• _What you should do_: Copy the data below exactly, omitting any picture it contains.

Dataset entries on figures:
## begin

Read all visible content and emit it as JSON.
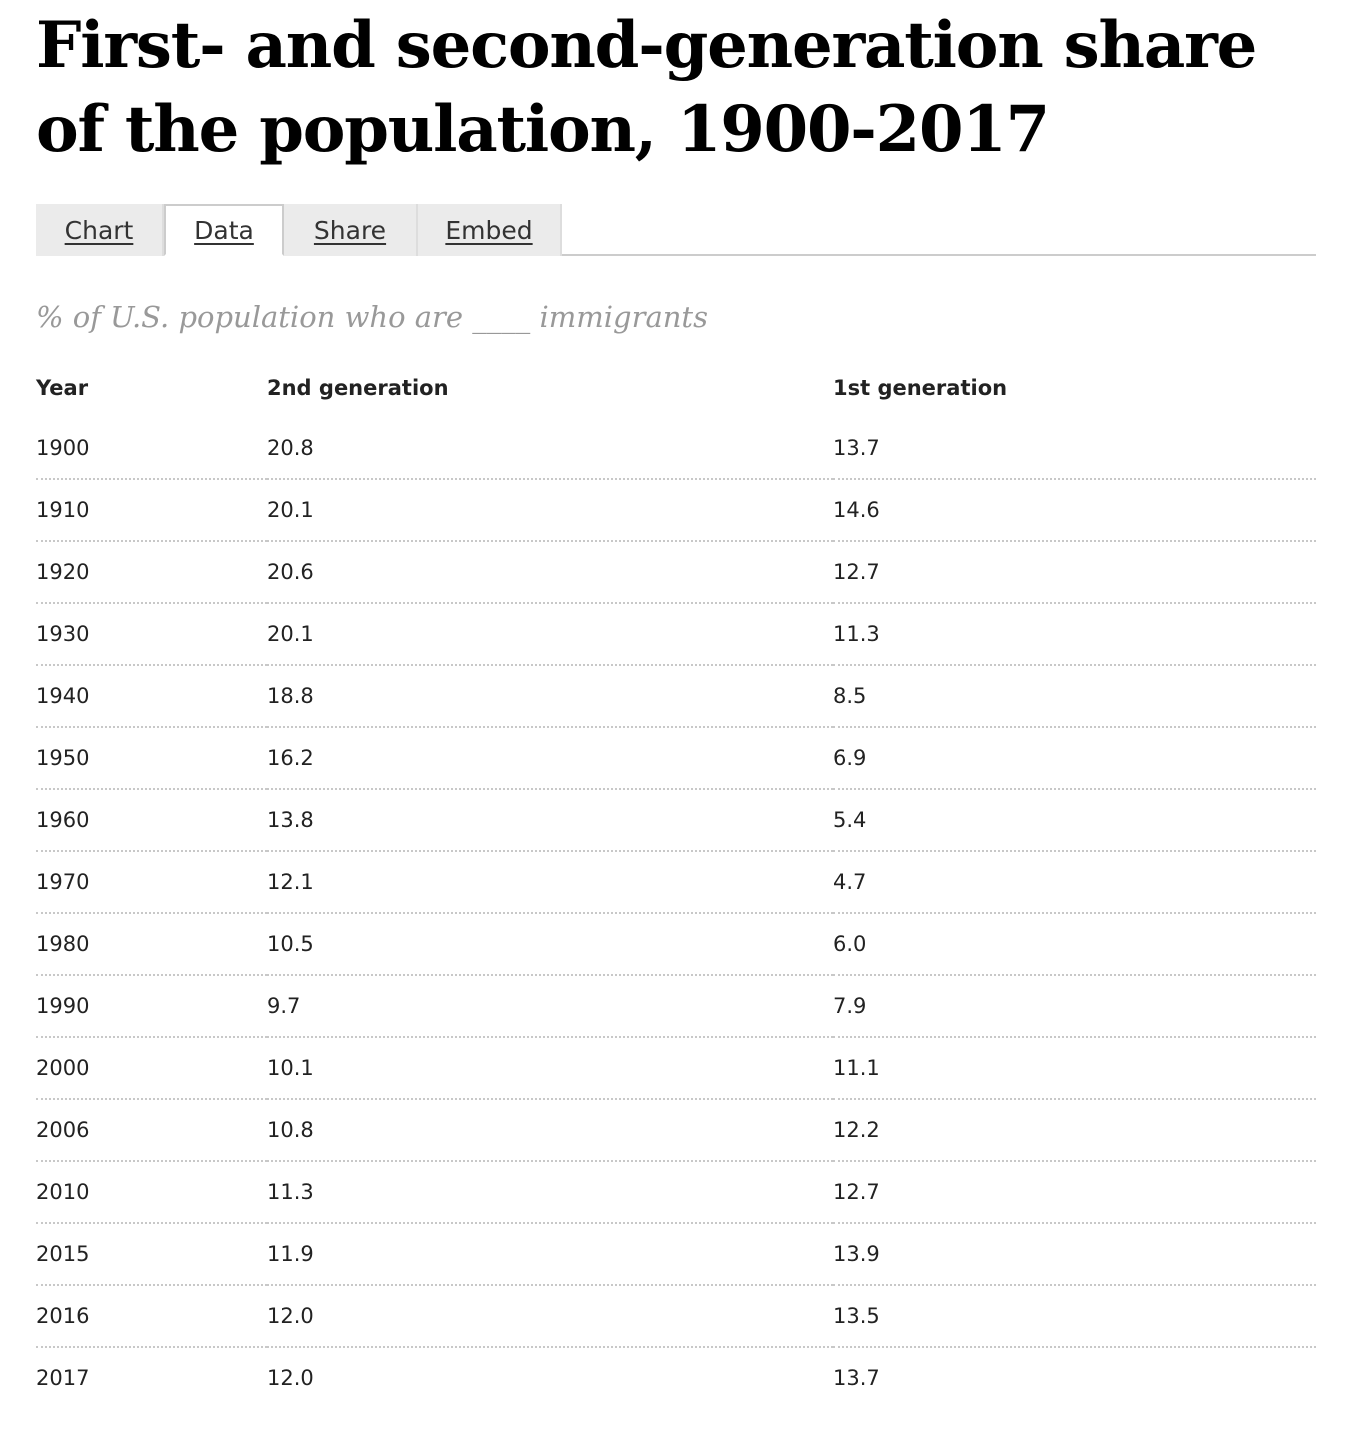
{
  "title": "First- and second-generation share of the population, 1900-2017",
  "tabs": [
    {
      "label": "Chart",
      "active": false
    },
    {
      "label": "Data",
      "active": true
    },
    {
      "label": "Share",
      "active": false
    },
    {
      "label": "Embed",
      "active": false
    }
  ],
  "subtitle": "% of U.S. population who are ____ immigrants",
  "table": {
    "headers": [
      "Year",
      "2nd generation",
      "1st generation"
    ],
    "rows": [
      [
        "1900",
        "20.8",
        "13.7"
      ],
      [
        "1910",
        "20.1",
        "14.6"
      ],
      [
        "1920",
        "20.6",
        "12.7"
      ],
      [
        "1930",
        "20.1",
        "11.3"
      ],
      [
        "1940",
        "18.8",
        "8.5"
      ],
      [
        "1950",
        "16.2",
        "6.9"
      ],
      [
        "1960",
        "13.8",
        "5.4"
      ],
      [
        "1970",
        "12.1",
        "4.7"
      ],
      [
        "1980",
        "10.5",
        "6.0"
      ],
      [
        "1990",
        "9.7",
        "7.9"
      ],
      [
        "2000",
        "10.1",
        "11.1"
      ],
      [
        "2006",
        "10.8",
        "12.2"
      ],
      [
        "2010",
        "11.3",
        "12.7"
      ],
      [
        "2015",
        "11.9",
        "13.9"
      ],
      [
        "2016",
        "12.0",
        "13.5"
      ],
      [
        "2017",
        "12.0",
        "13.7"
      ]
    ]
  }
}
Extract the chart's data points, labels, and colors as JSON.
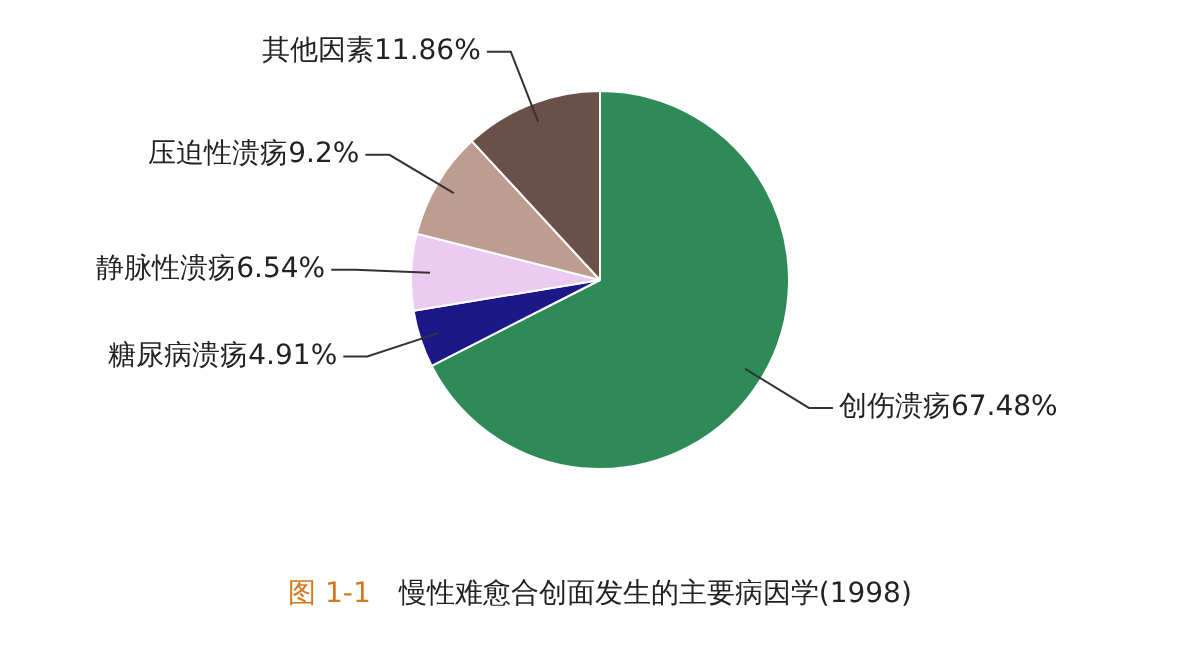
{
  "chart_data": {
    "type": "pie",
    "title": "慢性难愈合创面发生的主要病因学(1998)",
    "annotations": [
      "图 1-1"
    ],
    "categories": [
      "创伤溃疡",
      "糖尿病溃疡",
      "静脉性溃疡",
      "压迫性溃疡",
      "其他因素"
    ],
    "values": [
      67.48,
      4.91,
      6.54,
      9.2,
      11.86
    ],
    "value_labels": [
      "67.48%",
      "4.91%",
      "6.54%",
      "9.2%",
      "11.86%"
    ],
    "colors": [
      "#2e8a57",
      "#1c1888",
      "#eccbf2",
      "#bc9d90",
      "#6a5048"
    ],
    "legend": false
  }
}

## end

• _Full answer_:
Read all visible content and emit it as JSON.
{
  "title": "First- and second-generation share of the population, 1900-2017",
  "tabs": [
    {
      "label": "Chart",
      "active": false
    },
    {
      "label": "Data",
      "active": true
    },
    {
      "label": "Share",
      "active": false
    },
    {
      "label": "Embed",
      "active": false
    }
  ],
  "subtitle": "% of U.S. population who are ____ immigrants",
  "table": {
    "headers": [
      "Year",
      "2nd generation",
      "1st generation"
    ],
    "rows": [
      [
        "1900",
        "20.8",
        "13.7"
      ],
      [
        "1910",
        "20.1",
        "14.6"
      ],
      [
        "1920",
        "20.6",
        "12.7"
      ],
      [
        "1930",
        "20.1",
        "11.3"
      ],
      [
        "1940",
        "18.8",
        "8.5"
      ],
      [
        "1950",
        "16.2",
        "6.9"
      ],
      [
        "1960",
        "13.8",
        "5.4"
      ],
      [
        "1970",
        "12.1",
        "4.7"
      ],
      [
        "1980",
        "10.5",
        "6.0"
      ],
      [
        "1990",
        "9.7",
        "7.9"
      ],
      [
        "2000",
        "10.1",
        "11.1"
      ],
      [
        "2006",
        "10.8",
        "12.2"
      ],
      [
        "2010",
        "11.3",
        "12.7"
      ],
      [
        "2015",
        "11.9",
        "13.9"
      ],
      [
        "2016",
        "12.0",
        "13.5"
      ],
      [
        "2017",
        "12.0",
        "13.7"
      ]
    ]
  }
}
Extract the chart's data points, labels, and colors as JSON.
{
  "chart_data": {
    "type": "pie",
    "title": "慢性难愈合创面发生的主要病因学(1998)",
    "annotations": [
      "图 1-1"
    ],
    "categories": [
      "创伤溃疡",
      "糖尿病溃疡",
      "静脉性溃疡",
      "压迫性溃疡",
      "其他因素"
    ],
    "values": [
      67.48,
      4.91,
      6.54,
      9.2,
      11.86
    ],
    "value_labels": [
      "67.48%",
      "4.91%",
      "6.54%",
      "9.2%",
      "11.86%"
    ],
    "colors": [
      "#2e8a57",
      "#1c1888",
      "#eccbf2",
      "#bc9d90",
      "#6a5048"
    ],
    "legend": false
  }
}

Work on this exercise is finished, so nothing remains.